==== Material shown

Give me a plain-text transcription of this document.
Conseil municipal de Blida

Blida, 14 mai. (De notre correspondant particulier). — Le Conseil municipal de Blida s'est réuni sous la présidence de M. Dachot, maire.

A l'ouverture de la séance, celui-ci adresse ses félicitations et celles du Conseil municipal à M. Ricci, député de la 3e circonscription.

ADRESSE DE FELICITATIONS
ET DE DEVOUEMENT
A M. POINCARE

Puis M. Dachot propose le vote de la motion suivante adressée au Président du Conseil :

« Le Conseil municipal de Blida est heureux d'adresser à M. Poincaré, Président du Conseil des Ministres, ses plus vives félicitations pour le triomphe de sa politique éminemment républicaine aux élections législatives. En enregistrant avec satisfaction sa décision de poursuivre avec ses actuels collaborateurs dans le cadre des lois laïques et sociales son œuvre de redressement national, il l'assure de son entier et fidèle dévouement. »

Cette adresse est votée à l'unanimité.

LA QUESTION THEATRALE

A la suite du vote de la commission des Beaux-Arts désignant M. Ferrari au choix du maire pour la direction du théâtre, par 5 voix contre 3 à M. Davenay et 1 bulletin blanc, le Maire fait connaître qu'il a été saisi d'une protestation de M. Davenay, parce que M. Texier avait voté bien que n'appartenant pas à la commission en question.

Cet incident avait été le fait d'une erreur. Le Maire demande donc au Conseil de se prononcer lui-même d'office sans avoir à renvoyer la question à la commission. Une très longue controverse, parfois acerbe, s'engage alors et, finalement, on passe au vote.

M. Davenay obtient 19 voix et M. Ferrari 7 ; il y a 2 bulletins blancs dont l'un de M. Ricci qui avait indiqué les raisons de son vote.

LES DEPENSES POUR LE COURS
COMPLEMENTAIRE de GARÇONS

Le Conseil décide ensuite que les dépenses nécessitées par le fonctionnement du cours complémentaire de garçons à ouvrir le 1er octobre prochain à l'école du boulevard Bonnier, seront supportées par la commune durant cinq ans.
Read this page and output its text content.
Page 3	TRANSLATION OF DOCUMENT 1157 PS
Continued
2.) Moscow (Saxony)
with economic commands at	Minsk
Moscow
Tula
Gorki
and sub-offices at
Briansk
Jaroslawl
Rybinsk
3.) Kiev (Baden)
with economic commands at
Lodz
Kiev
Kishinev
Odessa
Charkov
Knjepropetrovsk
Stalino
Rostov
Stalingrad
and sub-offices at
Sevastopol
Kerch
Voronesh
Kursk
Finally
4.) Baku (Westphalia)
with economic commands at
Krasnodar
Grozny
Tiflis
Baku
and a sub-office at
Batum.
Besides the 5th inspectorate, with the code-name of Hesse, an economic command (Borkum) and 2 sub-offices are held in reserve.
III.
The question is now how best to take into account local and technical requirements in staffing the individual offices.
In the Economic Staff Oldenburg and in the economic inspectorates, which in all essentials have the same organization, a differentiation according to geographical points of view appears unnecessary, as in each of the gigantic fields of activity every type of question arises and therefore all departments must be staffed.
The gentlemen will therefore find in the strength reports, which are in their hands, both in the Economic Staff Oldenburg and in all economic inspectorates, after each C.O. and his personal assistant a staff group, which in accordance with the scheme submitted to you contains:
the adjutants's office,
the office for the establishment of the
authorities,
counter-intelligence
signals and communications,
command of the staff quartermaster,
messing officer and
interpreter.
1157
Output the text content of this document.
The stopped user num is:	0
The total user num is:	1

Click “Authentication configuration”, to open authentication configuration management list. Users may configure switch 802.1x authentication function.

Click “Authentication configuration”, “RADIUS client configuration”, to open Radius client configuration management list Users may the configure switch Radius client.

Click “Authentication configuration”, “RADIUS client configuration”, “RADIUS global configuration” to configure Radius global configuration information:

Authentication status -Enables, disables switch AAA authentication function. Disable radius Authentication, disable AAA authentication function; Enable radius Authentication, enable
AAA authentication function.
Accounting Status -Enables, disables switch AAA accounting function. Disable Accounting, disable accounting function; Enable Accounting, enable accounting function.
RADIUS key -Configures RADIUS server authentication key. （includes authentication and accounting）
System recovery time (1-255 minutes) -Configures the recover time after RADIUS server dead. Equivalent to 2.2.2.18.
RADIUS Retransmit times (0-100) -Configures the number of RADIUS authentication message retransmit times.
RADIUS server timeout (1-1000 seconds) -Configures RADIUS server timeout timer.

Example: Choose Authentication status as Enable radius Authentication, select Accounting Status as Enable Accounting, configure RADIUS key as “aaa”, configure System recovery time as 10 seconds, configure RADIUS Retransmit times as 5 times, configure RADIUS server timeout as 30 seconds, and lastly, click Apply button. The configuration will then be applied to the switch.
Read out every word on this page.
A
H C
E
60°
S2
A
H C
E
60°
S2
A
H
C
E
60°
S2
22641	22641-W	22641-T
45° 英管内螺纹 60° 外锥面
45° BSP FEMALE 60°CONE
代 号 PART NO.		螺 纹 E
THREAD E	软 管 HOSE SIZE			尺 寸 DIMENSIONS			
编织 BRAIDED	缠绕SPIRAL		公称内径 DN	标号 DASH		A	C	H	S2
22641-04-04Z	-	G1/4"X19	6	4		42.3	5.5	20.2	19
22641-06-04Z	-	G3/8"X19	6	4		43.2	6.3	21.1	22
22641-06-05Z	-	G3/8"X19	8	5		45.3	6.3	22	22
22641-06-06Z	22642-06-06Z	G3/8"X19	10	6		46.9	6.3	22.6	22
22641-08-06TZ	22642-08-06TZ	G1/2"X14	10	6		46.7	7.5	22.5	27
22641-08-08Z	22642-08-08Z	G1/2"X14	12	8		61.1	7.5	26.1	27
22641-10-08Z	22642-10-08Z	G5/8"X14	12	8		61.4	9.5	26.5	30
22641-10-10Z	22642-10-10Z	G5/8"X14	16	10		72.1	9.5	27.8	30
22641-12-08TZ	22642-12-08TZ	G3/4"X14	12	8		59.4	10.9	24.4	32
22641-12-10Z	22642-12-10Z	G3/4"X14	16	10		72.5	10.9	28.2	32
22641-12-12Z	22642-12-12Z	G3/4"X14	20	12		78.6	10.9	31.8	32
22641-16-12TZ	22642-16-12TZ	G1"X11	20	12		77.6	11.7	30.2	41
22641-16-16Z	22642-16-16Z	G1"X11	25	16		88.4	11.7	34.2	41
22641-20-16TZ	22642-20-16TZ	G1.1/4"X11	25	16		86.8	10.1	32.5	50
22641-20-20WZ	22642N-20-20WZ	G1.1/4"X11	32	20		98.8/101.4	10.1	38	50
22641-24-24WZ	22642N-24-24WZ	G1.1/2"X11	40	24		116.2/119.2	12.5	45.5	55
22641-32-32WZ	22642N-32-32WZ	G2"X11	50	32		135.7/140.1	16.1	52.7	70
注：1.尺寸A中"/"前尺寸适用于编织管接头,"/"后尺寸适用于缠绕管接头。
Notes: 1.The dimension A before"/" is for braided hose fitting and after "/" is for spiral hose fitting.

========

» Written task: Report every line containing the word "timeout" from the listing above.

» Response for this exercise:
RADIUS server timeout (1-1000 seconds) -Configures RADIUS server timeout timer.
Example: Choose Authentication status as Enable radius Authentication, select Accounting Status as Enable Accounting, configure RADIUS key as “aaa”, configure System recovery time as 10 seconds, configure RADIUS Retransmit times as 5 times, configure RADIUS server timeout as 30 seconds, and lastly, click Apply button. The configuration will then be applied to the switch.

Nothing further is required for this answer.